§ **Stated problem**
Of the lines in the records that follow, how many include the word "breakdown"? Answer with a bare number.

§ **Dataset excerpt**
====================
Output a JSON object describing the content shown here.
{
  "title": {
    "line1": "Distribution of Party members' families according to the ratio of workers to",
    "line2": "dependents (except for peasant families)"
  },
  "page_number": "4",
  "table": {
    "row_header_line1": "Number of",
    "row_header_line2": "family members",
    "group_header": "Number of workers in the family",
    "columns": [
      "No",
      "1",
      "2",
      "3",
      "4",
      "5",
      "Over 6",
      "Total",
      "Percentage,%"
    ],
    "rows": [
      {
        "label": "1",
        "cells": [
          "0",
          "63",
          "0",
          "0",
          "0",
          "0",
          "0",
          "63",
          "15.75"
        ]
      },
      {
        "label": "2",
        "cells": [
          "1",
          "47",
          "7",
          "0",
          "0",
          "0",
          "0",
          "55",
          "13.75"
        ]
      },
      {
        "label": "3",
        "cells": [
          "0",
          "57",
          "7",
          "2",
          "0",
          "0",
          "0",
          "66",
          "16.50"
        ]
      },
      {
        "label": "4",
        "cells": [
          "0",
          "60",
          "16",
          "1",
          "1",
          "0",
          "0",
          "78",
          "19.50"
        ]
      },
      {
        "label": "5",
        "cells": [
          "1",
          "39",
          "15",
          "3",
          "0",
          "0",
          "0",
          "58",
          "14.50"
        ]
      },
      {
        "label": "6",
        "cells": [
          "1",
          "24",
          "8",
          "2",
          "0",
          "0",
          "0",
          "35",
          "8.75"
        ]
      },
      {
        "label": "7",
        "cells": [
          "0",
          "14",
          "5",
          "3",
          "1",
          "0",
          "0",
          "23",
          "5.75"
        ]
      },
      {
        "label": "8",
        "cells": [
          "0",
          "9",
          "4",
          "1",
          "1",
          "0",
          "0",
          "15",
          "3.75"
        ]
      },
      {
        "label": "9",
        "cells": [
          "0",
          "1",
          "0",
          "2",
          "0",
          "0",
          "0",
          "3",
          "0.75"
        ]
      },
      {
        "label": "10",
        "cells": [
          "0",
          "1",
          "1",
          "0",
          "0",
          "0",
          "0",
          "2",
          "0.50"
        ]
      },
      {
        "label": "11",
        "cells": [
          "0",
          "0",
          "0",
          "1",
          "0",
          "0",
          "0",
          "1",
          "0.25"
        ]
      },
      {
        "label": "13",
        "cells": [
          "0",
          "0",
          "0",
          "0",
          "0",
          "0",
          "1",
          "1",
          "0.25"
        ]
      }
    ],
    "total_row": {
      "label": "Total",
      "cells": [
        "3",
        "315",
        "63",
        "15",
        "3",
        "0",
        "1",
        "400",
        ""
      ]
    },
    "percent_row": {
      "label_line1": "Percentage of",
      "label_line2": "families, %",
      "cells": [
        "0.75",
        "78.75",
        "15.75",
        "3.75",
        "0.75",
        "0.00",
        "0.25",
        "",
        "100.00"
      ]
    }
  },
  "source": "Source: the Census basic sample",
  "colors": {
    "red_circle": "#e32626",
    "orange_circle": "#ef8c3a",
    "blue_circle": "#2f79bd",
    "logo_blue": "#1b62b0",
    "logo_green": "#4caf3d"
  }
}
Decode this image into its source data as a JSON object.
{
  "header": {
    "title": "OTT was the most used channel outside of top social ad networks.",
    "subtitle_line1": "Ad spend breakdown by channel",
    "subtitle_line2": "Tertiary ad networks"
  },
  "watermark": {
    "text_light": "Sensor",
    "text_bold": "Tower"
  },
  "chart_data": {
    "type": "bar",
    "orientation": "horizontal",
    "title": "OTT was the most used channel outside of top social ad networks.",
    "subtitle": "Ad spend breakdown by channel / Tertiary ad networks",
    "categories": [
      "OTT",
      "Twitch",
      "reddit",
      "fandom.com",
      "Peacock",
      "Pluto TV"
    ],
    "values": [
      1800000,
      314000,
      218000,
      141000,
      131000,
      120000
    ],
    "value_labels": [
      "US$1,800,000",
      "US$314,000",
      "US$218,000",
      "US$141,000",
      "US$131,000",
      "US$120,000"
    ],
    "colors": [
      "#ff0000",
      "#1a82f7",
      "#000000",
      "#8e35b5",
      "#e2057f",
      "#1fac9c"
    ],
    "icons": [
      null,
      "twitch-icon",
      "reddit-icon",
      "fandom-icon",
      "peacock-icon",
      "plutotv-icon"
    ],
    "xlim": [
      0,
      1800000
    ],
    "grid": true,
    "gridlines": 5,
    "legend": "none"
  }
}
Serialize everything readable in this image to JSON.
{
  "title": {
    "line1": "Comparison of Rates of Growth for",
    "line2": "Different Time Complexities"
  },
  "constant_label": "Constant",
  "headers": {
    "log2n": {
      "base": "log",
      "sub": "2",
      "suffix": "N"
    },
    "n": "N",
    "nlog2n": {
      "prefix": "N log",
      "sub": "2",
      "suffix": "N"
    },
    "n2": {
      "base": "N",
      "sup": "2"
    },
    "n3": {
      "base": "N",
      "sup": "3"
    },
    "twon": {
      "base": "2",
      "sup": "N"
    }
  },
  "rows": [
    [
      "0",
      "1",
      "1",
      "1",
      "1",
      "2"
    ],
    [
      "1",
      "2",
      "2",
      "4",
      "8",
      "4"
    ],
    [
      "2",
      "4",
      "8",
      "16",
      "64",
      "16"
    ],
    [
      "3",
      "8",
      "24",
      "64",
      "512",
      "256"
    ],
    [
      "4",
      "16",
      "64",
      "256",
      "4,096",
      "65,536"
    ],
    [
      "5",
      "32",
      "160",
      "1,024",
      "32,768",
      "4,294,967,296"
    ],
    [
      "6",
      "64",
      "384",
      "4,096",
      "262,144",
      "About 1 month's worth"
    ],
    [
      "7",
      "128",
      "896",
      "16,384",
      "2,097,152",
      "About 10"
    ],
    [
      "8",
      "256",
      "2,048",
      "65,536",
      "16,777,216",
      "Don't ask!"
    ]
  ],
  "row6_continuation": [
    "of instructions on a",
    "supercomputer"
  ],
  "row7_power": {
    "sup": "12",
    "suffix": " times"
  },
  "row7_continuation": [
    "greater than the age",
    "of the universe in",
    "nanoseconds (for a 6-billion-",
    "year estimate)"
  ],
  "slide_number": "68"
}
====================
§ **Written response**
2